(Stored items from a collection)

* START *

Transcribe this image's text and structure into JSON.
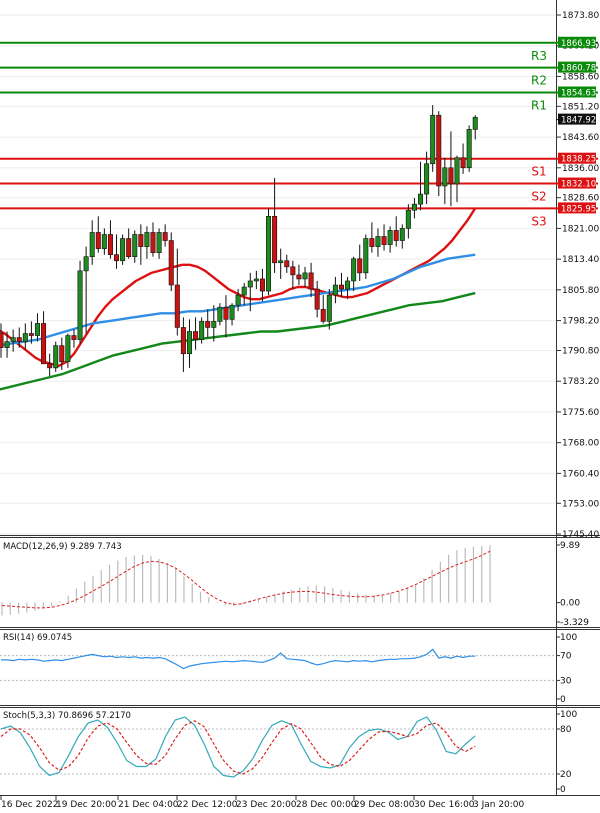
{
  "chart_data": [
    {
      "type": "candlestick",
      "price_axis": {
        "ylim": [
          1745.4,
          1873.8
        ],
        "ticks": [
          "1873.80",
          "1866.20",
          "1858.60",
          "1851.20",
          "1843.60",
          "1836.00",
          "1828.60",
          "1821.00",
          "1813.40",
          "1805.80",
          "1798.20",
          "1790.80",
          "1783.20",
          "1775.60",
          "1768.00",
          "1760.40",
          "1753.00",
          "1745.40"
        ]
      },
      "x_labels": [
        "16 Dec 2022",
        "19 Dec 20:00",
        "21 Dec 04:00",
        "22 Dec 12:00",
        "23 Dec 20:00",
        "28 Dec 00:00",
        "29 Dec 08:00",
        "30 Dec 16:00",
        "3 Jan 20:00"
      ],
      "levels": [
        {
          "name": "R3",
          "value": 1866.93,
          "value_label": "1866.93",
          "color": "#0a8a0a"
        },
        {
          "name": "R2",
          "value": 1860.78,
          "value_label": "1860.78",
          "color": "#0a8a0a"
        },
        {
          "name": "R1",
          "value": 1854.63,
          "value_label": "1854.63",
          "color": "#0a8a0a"
        },
        {
          "name": "S1",
          "value": 1838.25,
          "value_label": "1838.25",
          "color": "#dd1111"
        },
        {
          "name": "S2",
          "value": 1832.1,
          "value_label": "1832.10",
          "color": "#dd1111"
        },
        {
          "name": "S3",
          "value": 1825.95,
          "value_label": "1825.95",
          "color": "#dd1111"
        }
      ],
      "current_price": {
        "value": 1847.92,
        "label": "1847.92"
      },
      "candles": [
        [
          1795.0,
          1797.5,
          1789.0,
          1791.5
        ],
        [
          1791.5,
          1795.5,
          1789.0,
          1793.0
        ],
        [
          1793.0,
          1796.0,
          1790.5,
          1794.0
        ],
        [
          1794.0,
          1796.5,
          1791.5,
          1793.0
        ],
        [
          1793.0,
          1797.5,
          1791.0,
          1795.0
        ],
        [
          1795.0,
          1798.0,
          1792.5,
          1794.5
        ],
        [
          1794.5,
          1800.0,
          1793.0,
          1797.5
        ],
        [
          1797.5,
          1800.5,
          1788.0,
          1787.5
        ],
        [
          1787.5,
          1790.0,
          1784.5,
          1786.5
        ],
        [
          1786.5,
          1793.0,
          1785.5,
          1792.0
        ],
        [
          1792.0,
          1794.0,
          1786.0,
          1788.0
        ],
        [
          1788.0,
          1795.0,
          1786.5,
          1794.5
        ],
        [
          1794.5,
          1796.0,
          1791.5,
          1793.5
        ],
        [
          1793.5,
          1813.0,
          1792.5,
          1810.5
        ],
        [
          1810.5,
          1816.5,
          1795.0,
          1814.0
        ],
        [
          1814.0,
          1823.0,
          1812.0,
          1820.0
        ],
        [
          1820.0,
          1824.0,
          1815.0,
          1816.0
        ],
        [
          1816.0,
          1821.0,
          1814.5,
          1819.5
        ],
        [
          1819.5,
          1823.0,
          1813.5,
          1814.5
        ],
        [
          1814.5,
          1819.5,
          1811.0,
          1813.0
        ],
        [
          1813.0,
          1819.5,
          1812.0,
          1818.5
        ],
        [
          1818.5,
          1821.0,
          1813.5,
          1814.0
        ],
        [
          1814.0,
          1820.5,
          1812.5,
          1819.5
        ],
        [
          1819.5,
          1822.0,
          1812.0,
          1816.5
        ],
        [
          1816.5,
          1821.5,
          1813.5,
          1820.0
        ],
        [
          1820.0,
          1822.5,
          1814.0,
          1815.0
        ],
        [
          1815.0,
          1821.0,
          1813.5,
          1820.0
        ],
        [
          1820.0,
          1822.0,
          1816.5,
          1818.0
        ],
        [
          1818.0,
          1820.0,
          1805.5,
          1807.0
        ],
        [
          1807.0,
          1816.0,
          1794.5,
          1796.5
        ],
        [
          1796.5,
          1799.0,
          1785.5,
          1790.0
        ],
        [
          1790.0,
          1798.5,
          1786.5,
          1795.5
        ],
        [
          1795.5,
          1799.0,
          1791.0,
          1793.5
        ],
        [
          1793.5,
          1799.0,
          1792.5,
          1798.0
        ],
        [
          1798.0,
          1801.0,
          1794.0,
          1796.5
        ],
        [
          1796.5,
          1802.0,
          1793.0,
          1798.0
        ],
        [
          1798.0,
          1802.5,
          1797.0,
          1801.5
        ],
        [
          1801.5,
          1804.5,
          1794.0,
          1798.5
        ],
        [
          1798.5,
          1802.5,
          1797.0,
          1802.0
        ],
        [
          1802.0,
          1806.0,
          1800.5,
          1804.5
        ],
        [
          1804.5,
          1807.5,
          1802.0,
          1806.5
        ],
        [
          1806.5,
          1810.0,
          1800.5,
          1808.0
        ],
        [
          1808.0,
          1810.5,
          1806.0,
          1808.5
        ],
        [
          1808.5,
          1811.0,
          1803.0,
          1805.5
        ],
        [
          1805.5,
          1826.0,
          1804.5,
          1824.0
        ],
        [
          1824.0,
          1833.5,
          1810.0,
          1812.5
        ],
        [
          1812.5,
          1816.0,
          1808.5,
          1813.0
        ],
        [
          1813.0,
          1814.5,
          1810.0,
          1811.5
        ],
        [
          1811.5,
          1813.0,
          1806.0,
          1809.5
        ],
        [
          1809.5,
          1812.0,
          1807.0,
          1808.5
        ],
        [
          1808.5,
          1811.5,
          1806.5,
          1810.0
        ],
        [
          1810.0,
          1812.5,
          1804.0,
          1806.0
        ],
        [
          1806.0,
          1808.0,
          1799.0,
          1801.0
        ],
        [
          1801.0,
          1804.5,
          1797.5,
          1798.0
        ],
        [
          1798.0,
          1806.0,
          1796.0,
          1804.5
        ],
        [
          1804.5,
          1809.0,
          1802.5,
          1807.0
        ],
        [
          1807.0,
          1810.0,
          1804.0,
          1806.0
        ],
        [
          1806.0,
          1809.0,
          1803.5,
          1808.0
        ],
        [
          1808.0,
          1814.0,
          1805.5,
          1813.5
        ],
        [
          1813.5,
          1817.0,
          1808.0,
          1810.0
        ],
        [
          1810.0,
          1819.5,
          1808.5,
          1818.5
        ],
        [
          1818.5,
          1822.5,
          1815.0,
          1816.5
        ],
        [
          1816.5,
          1821.0,
          1814.0,
          1819.0
        ],
        [
          1819.0,
          1822.0,
          1815.5,
          1817.0
        ],
        [
          1817.0,
          1821.5,
          1815.0,
          1820.5
        ],
        [
          1820.5,
          1824.0,
          1816.5,
          1818.0
        ],
        [
          1818.0,
          1822.0,
          1816.0,
          1821.0
        ],
        [
          1821.0,
          1827.0,
          1818.5,
          1825.5
        ],
        [
          1825.5,
          1828.5,
          1823.5,
          1827.0
        ],
        [
          1827.0,
          1837.5,
          1825.5,
          1829.5
        ],
        [
          1829.5,
          1840.0,
          1827.0,
          1837.0
        ],
        [
          1837.0,
          1851.5,
          1835.0,
          1849.0
        ],
        [
          1849.0,
          1850.0,
          1829.0,
          1831.5
        ],
        [
          1831.5,
          1838.5,
          1827.0,
          1836.0
        ],
        [
          1836.0,
          1845.0,
          1826.5,
          1832.0
        ],
        [
          1832.0,
          1839.0,
          1827.5,
          1838.5
        ],
        [
          1838.5,
          1842.0,
          1834.5,
          1836.0
        ],
        [
          1836.0,
          1846.5,
          1835.0,
          1845.5
        ],
        [
          1845.5,
          1849.0,
          1843.0,
          1848.5
        ]
      ],
      "moving_averages": [
        {
          "color": "#dd1111",
          "values": [
            1796.0,
            1795.0,
            1793.5,
            1792.0,
            1790.5,
            1789.0,
            1788.0,
            1787.5,
            1787.0,
            1788.0,
            1790.0,
            1793.0,
            1796.0,
            1799.0,
            1801.5,
            1803.5,
            1805.0,
            1806.5,
            1808.0,
            1809.0,
            1810.0,
            1810.5,
            1811.0,
            1811.5,
            1812.0,
            1812.0,
            1811.5,
            1810.5,
            1809.0,
            1807.5,
            1806.0,
            1805.0,
            1804.0,
            1803.5,
            1803.5,
            1804.0,
            1804.5,
            1805.0,
            1806.0,
            1806.5,
            1806.5,
            1806.0,
            1805.5,
            1805.0,
            1804.5,
            1804.0,
            1804.0,
            1804.5,
            1805.0,
            1806.0,
            1807.0,
            1808.0,
            1809.0,
            1810.0,
            1811.0,
            1812.0,
            1813.0,
            1814.5,
            1816.0,
            1818.0,
            1820.5,
            1823.0,
            1826.0
          ]
        },
        {
          "color": "#2f8fe6",
          "values": [
            1792.0,
            1792.5,
            1793.0,
            1793.5,
            1794.5,
            1795.5,
            1796.5,
            1797.5,
            1798.0,
            1798.5,
            1799.0,
            1799.5,
            1800.0,
            1800.0,
            1800.5,
            1800.5,
            1801.0,
            1801.5,
            1802.0,
            1802.5,
            1803.0,
            1803.5,
            1804.0,
            1804.5,
            1805.0,
            1805.5,
            1806.0,
            1806.5,
            1807.5,
            1808.5,
            1810.0,
            1811.5,
            1812.5,
            1813.5,
            1814.0,
            1814.5
          ]
        },
        {
          "color": "#11881a",
          "values": [
            1781.0,
            1782.0,
            1783.0,
            1784.0,
            1785.0,
            1786.5,
            1788.0,
            1789.5,
            1790.5,
            1791.5,
            1792.5,
            1793.0,
            1793.5,
            1794.0,
            1794.5,
            1795.0,
            1795.5,
            1795.5,
            1796.0,
            1796.5,
            1797.0,
            1798.0,
            1799.0,
            1800.0,
            1801.0,
            1802.0,
            1802.5,
            1803.0,
            1804.0,
            1805.0
          ]
        }
      ]
    },
    {
      "type": "bar",
      "title": "MACD(12,26,9) 9.289 7.743",
      "ylim": [
        -3.329,
        9.89
      ],
      "ticks": [
        "9.89",
        "0.00",
        "-3.329"
      ],
      "histogram": [
        -2.2,
        -2.1,
        -1.9,
        -1.7,
        -1.4,
        -1.0,
        -0.6,
        0.2,
        1.2,
        2.4,
        3.6,
        4.6,
        5.6,
        6.5,
        7.2,
        7.8,
        8.1,
        8.2,
        8.0,
        7.5,
        6.8,
        5.8,
        4.5,
        3.2,
        1.8,
        0.9,
        0.1,
        -0.4,
        -0.6,
        -0.3,
        0.2,
        0.6,
        1.0,
        1.5,
        1.9,
        2.2,
        2.6,
        2.8,
        2.9,
        2.8,
        2.5,
        2.2,
        1.9,
        1.6,
        1.4,
        1.3,
        1.4,
        1.6,
        2.0,
        2.5,
        3.2,
        4.2,
        5.6,
        7.0,
        8.2,
        9.0,
        9.4,
        9.6,
        9.7,
        9.8
      ],
      "signal": [
        -0.5,
        -0.6,
        -0.7,
        -0.8,
        -0.9,
        -0.9,
        -0.8,
        -0.5,
        -0.1,
        0.5,
        1.2,
        2.0,
        2.8,
        3.6,
        4.5,
        5.4,
        6.2,
        6.8,
        7.1,
        7.0,
        6.6,
        5.9,
        4.9,
        3.8,
        2.6,
        1.5,
        0.6,
        0.0,
        -0.3,
        -0.2,
        0.2,
        0.6,
        1.0,
        1.3,
        1.6,
        1.8,
        1.9,
        1.9,
        1.8,
        1.6,
        1.4,
        1.2,
        1.1,
        1.0,
        1.0,
        1.1,
        1.3,
        1.6,
        2.0,
        2.5,
        3.1,
        3.8,
        4.5,
        5.2,
        5.9,
        6.5,
        7.0,
        7.5,
        8.1,
        8.8
      ]
    },
    {
      "type": "line",
      "title": "RSI(14) 69.0745",
      "ylim": [
        0,
        100
      ],
      "ticks": [
        "100",
        "70",
        "30",
        "0"
      ],
      "values": [
        63,
        63,
        62,
        64,
        63,
        64,
        63,
        61,
        62,
        63,
        62,
        64,
        66,
        68,
        70,
        72,
        70,
        68,
        69,
        67,
        68,
        67,
        68,
        66,
        67,
        66,
        67,
        65,
        60,
        55,
        49,
        53,
        55,
        57,
        58,
        59,
        60,
        61,
        60,
        61,
        62,
        61,
        60,
        59,
        62,
        66,
        74,
        65,
        64,
        63,
        62,
        58,
        55,
        57,
        60,
        62,
        61,
        60,
        62,
        61,
        62,
        60,
        62,
        63,
        64,
        64,
        65,
        65,
        66,
        68,
        72,
        80,
        66,
        68,
        66,
        69,
        67,
        69,
        69
      ]
    },
    {
      "type": "line",
      "title": "Stoch(5,3,3) 70.8696 57.2170",
      "ylim": [
        0,
        100
      ],
      "ticks": [
        "100",
        "80",
        "20",
        "0"
      ],
      "series": [
        {
          "color": "#33aabb",
          "values": [
            80,
            84,
            75,
            55,
            30,
            18,
            22,
            45,
            70,
            88,
            92,
            82,
            62,
            38,
            30,
            30,
            40,
            70,
            92,
            96,
            85,
            60,
            30,
            18,
            16,
            24,
            40,
            65,
            85,
            91,
            86,
            60,
            37,
            30,
            28,
            32,
            55,
            70,
            78,
            80,
            76,
            66,
            70,
            90,
            96,
            78,
            50,
            47,
            60,
            71
          ]
        },
        {
          "color": "#dd2222",
          "values": [
            70,
            80,
            80,
            72,
            55,
            35,
            25,
            30,
            45,
            68,
            84,
            88,
            80,
            62,
            45,
            34,
            33,
            45,
            67,
            85,
            91,
            83,
            60,
            38,
            24,
            20,
            27,
            42,
            62,
            80,
            87,
            80,
            62,
            43,
            33,
            30,
            38,
            52,
            66,
            76,
            77,
            74,
            70,
            74,
            85,
            88,
            75,
            57,
            50,
            57
          ]
        }
      ]
    }
  ]
}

* END *

Provide the count, and nothing else, of lines in the data above where the word "name" occurs.

6